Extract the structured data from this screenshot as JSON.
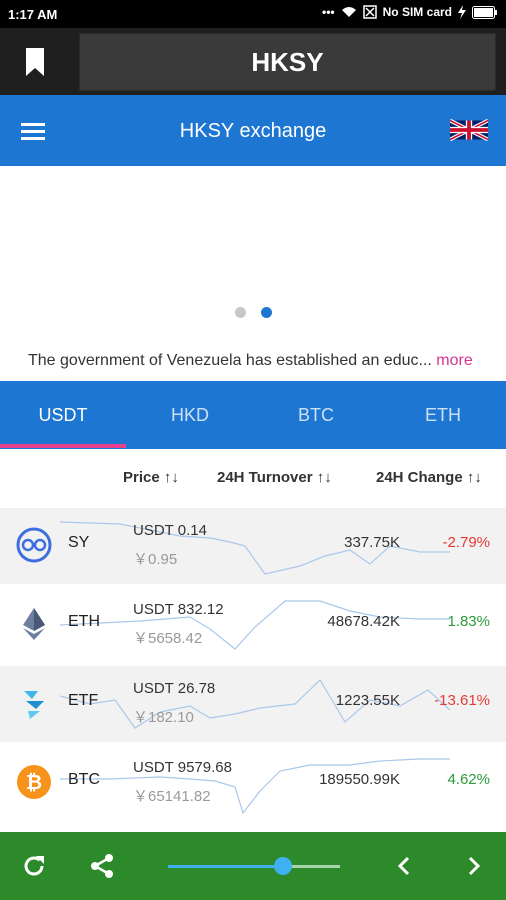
{
  "status": {
    "time": "1:17 AM",
    "carrier": "No SIM card"
  },
  "header": {
    "title": "HKSY"
  },
  "appbar": {
    "title": "HKSY exchange"
  },
  "news": {
    "text": "The government of Venezuela has established an educ...",
    "more": "more"
  },
  "tabs": [
    {
      "label": "USDT",
      "active": true
    },
    {
      "label": "HKD",
      "active": false
    },
    {
      "label": "BTC",
      "active": false
    },
    {
      "label": "ETH",
      "active": false
    }
  ],
  "table": {
    "headers": {
      "price": "Price ↑↓",
      "turnover": "24H Turnover ↑↓",
      "change": "24H Change ↑↓"
    },
    "rows": [
      {
        "symbol": "SY",
        "price": "USDT 0.14",
        "cny": "￥0.95",
        "turnover": "337.75K",
        "change": "-2.79%",
        "direction": "down",
        "icon": "sy-coin-icon"
      },
      {
        "symbol": "ETH",
        "price": "USDT 832.12",
        "cny": "￥5658.42",
        "turnover": "48678.42K",
        "change": "1.83%",
        "direction": "up",
        "icon": "eth-coin-icon"
      },
      {
        "symbol": "ETF",
        "price": "USDT 26.78",
        "cny": "￥182.10",
        "turnover": "1223.55K",
        "change": "-13.61%",
        "direction": "down",
        "icon": "etf-coin-icon"
      },
      {
        "symbol": "BTC",
        "price": "USDT 9579.68",
        "cny": "￥65141.82",
        "turnover": "189550.99K",
        "change": "4.62%",
        "direction": "up",
        "icon": "btc-coin-icon"
      }
    ]
  },
  "colors": {
    "primary": "#1e76d3",
    "accent": "#e8408c",
    "up": "#2e9a3a",
    "down": "#e53935",
    "bottombar": "#2c8a2a"
  },
  "bottom": {
    "icons": [
      "refresh-icon",
      "share-icon",
      "chevron-left-icon",
      "chevron-right-icon"
    ],
    "slider_level": 0.67
  }
}
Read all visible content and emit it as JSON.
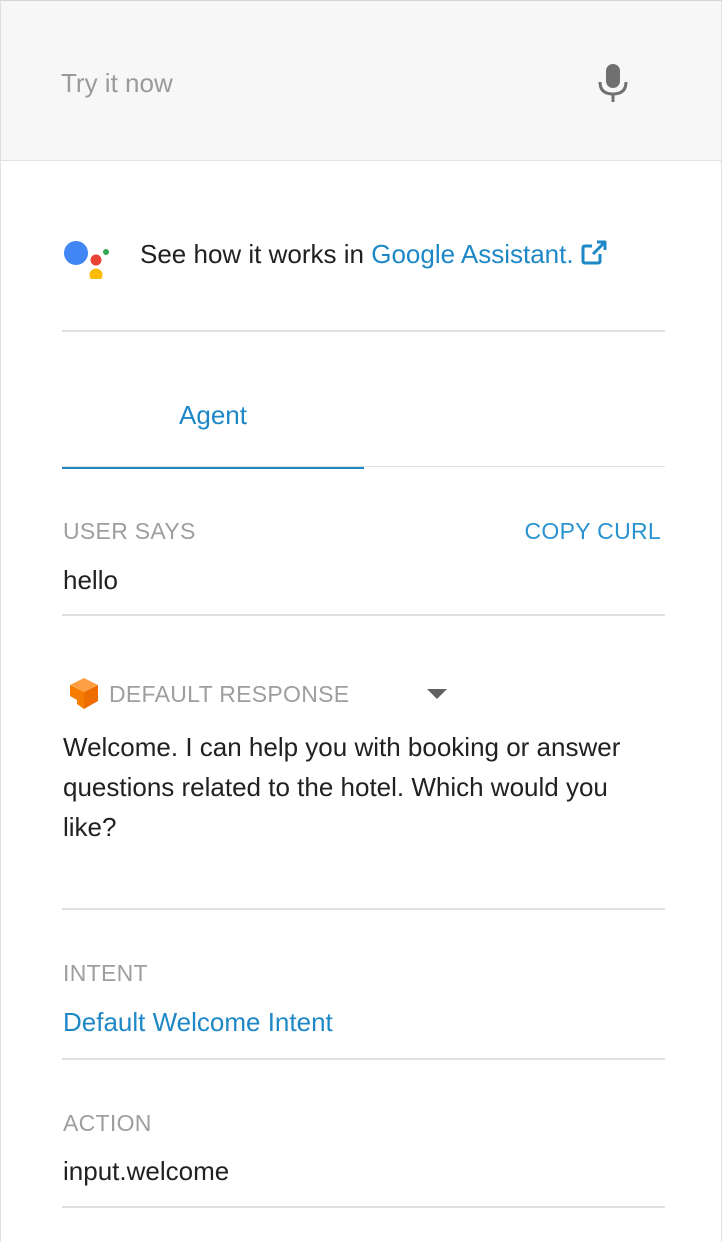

-=-=-=-=-

__WHAT THE TASK ASKS__. Make an exact copy of the data, leaving its pictures out.

__SOLUTION__.
Extract the structured data from this screenshot as JSON.
{
  "status": {
    "time": "1:17 AM",
    "carrier": "No SIM card"
  },
  "header": {
    "title": "HKSY"
  },
  "appbar": {
    "title": "HKSY exchange"
  },
  "news": {
    "text": "The government of Venezuela has established an educ...",
    "more": "more"
  },
  "tabs": [
    {
      "label": "USDT",
      "active": true
    },
    {
      "label": "HKD",
      "active": false
    },
    {
      "label": "BTC",
      "active": false
    },
    {
      "label": "ETH",
      "active": false
    }
  ],
  "table": {
    "headers": {
      "price": "Price ↑↓",
      "turnover": "24H Turnover ↑↓",
      "change": "24H Change ↑↓"
    },
    "rows": [
      {
        "symbol": "SY",
        "price": "USDT 0.14",
        "cny": "￥0.95",
        "turnover": "337.75K",
        "change": "-2.79%",
        "direction": "down",
        "icon": "sy-coin-icon"
      },
      {
        "symbol": "ETH",
        "price": "USDT 832.12",
        "cny": "￥5658.42",
        "turnover": "48678.42K",
        "change": "1.83%",
        "direction": "up",
        "icon": "eth-coin-icon"
      },
      {
        "symbol": "ETF",
        "price": "USDT 26.78",
        "cny": "￥182.10",
        "turnover": "1223.55K",
        "change": "-13.61%",
        "direction": "down",
        "icon": "etf-coin-icon"
      },
      {
        "symbol": "BTC",
        "price": "USDT 9579.68",
        "cny": "￥65141.82",
        "turnover": "189550.99K",
        "change": "4.62%",
        "direction": "up",
        "icon": "btc-coin-icon"
      }
    ]
  },
  "colors": {
    "primary": "#1e76d3",
    "accent": "#e8408c",
    "up": "#2e9a3a",
    "down": "#e53935",
    "bottombar": "#2c8a2a"
  },
  "bottom": {
    "icons": [
      "refresh-icon",
      "share-icon",
      "chevron-left-icon",
      "chevron-right-icon"
    ],
    "slider_level": 0.67
  }
}
Read all visible content and emit it as JSON.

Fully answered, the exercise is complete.